## DATA TO USE
BEGIN
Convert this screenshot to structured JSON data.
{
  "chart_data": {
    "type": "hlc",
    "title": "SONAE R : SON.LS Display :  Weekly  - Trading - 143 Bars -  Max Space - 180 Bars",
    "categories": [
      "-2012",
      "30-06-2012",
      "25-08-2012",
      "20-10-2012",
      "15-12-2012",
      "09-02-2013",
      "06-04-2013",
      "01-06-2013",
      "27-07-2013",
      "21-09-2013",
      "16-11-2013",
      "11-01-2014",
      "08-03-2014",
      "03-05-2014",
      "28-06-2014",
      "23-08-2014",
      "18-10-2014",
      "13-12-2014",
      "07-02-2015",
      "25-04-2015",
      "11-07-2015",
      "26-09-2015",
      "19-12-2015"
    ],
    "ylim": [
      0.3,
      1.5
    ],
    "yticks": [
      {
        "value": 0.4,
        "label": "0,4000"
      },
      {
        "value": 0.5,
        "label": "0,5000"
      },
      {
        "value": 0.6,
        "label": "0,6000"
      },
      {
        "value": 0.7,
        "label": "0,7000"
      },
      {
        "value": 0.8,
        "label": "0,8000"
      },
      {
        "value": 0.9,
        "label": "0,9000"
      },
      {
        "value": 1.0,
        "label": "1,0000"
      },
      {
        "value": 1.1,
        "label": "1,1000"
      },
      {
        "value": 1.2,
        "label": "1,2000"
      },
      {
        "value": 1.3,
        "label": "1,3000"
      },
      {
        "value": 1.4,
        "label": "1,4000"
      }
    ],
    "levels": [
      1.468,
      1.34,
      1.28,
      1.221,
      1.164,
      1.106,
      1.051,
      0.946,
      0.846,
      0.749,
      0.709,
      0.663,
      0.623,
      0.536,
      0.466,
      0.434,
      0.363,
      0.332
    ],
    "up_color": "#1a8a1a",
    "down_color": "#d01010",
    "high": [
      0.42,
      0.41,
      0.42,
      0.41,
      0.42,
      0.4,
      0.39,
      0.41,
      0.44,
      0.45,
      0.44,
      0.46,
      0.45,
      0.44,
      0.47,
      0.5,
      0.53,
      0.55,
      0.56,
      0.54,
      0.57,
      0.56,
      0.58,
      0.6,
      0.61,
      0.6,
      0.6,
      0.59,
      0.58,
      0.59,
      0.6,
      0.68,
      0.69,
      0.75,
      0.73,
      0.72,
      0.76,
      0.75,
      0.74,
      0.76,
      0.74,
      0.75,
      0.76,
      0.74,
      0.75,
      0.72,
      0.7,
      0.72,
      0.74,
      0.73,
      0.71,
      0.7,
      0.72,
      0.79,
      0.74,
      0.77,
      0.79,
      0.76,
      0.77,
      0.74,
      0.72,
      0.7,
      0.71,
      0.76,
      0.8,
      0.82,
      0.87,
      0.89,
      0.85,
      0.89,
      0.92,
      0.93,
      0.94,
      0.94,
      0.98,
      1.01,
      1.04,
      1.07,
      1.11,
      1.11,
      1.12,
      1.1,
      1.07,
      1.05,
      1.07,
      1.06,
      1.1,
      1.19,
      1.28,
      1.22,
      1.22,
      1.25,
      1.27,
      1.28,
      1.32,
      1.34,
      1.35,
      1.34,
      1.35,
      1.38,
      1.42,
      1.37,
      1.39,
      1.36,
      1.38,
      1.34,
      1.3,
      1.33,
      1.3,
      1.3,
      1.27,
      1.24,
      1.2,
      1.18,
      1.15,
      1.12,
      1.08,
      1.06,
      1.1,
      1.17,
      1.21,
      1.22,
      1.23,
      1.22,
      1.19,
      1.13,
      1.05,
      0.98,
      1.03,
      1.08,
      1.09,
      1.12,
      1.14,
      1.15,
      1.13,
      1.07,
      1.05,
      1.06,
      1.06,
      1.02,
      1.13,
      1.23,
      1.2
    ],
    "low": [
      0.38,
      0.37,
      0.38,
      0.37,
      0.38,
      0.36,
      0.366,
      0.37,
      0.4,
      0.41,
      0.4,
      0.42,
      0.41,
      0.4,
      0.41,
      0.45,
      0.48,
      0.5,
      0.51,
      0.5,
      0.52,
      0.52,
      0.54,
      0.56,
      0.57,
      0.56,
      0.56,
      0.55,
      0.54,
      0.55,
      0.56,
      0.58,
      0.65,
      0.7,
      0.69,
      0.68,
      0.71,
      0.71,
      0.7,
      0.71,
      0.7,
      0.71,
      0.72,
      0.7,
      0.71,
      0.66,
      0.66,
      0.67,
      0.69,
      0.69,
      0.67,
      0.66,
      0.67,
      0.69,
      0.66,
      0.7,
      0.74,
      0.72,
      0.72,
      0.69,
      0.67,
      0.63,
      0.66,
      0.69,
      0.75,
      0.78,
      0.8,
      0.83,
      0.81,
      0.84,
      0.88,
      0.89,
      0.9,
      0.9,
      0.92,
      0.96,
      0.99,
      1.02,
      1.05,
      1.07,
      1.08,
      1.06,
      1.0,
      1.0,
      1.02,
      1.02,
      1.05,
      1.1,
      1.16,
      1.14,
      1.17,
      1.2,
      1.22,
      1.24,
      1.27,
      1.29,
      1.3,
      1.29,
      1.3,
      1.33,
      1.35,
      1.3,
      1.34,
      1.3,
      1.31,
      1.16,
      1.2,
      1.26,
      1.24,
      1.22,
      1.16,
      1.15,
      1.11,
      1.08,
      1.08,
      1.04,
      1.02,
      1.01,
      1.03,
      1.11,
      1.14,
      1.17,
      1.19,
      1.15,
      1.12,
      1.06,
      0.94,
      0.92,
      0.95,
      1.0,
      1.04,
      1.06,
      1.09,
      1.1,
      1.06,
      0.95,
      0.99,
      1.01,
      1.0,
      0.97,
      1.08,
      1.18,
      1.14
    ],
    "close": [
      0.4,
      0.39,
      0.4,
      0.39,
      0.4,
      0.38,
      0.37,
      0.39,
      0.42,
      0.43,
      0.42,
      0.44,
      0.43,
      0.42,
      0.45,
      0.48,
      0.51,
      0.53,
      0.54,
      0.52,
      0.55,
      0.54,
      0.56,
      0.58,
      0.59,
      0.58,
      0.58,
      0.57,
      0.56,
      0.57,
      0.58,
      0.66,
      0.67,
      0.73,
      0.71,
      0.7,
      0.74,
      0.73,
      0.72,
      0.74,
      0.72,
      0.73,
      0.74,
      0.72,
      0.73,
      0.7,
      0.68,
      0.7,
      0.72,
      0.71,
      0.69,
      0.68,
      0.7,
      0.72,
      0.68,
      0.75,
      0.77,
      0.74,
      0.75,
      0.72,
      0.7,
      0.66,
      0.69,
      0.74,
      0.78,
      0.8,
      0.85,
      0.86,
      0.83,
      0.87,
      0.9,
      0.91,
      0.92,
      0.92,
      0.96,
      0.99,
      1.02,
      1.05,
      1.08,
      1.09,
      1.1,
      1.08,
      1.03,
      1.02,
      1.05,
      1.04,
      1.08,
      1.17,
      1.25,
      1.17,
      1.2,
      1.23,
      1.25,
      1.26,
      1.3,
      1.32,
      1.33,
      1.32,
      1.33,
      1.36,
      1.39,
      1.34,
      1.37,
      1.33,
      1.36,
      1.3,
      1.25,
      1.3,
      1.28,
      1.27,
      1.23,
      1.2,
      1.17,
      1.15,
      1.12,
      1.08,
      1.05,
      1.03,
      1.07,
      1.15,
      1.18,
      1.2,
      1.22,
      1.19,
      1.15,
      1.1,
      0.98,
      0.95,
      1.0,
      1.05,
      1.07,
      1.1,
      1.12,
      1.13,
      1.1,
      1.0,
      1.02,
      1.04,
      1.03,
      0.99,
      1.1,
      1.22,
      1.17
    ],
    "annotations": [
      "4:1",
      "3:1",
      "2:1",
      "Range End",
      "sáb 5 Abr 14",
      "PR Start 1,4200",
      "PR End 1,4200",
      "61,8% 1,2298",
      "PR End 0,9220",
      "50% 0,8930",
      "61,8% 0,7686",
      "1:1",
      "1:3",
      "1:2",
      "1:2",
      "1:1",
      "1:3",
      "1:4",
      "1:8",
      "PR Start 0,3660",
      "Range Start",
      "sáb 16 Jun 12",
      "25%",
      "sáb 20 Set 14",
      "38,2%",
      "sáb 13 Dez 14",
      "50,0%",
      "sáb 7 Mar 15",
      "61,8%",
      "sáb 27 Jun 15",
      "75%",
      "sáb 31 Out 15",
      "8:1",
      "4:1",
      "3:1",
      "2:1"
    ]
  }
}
END
## WHAT NEEDS TO BE DONE
In the entries above, some lines may contain the string "Start"; report how many, without additional comment.

## RESULT BELOW
3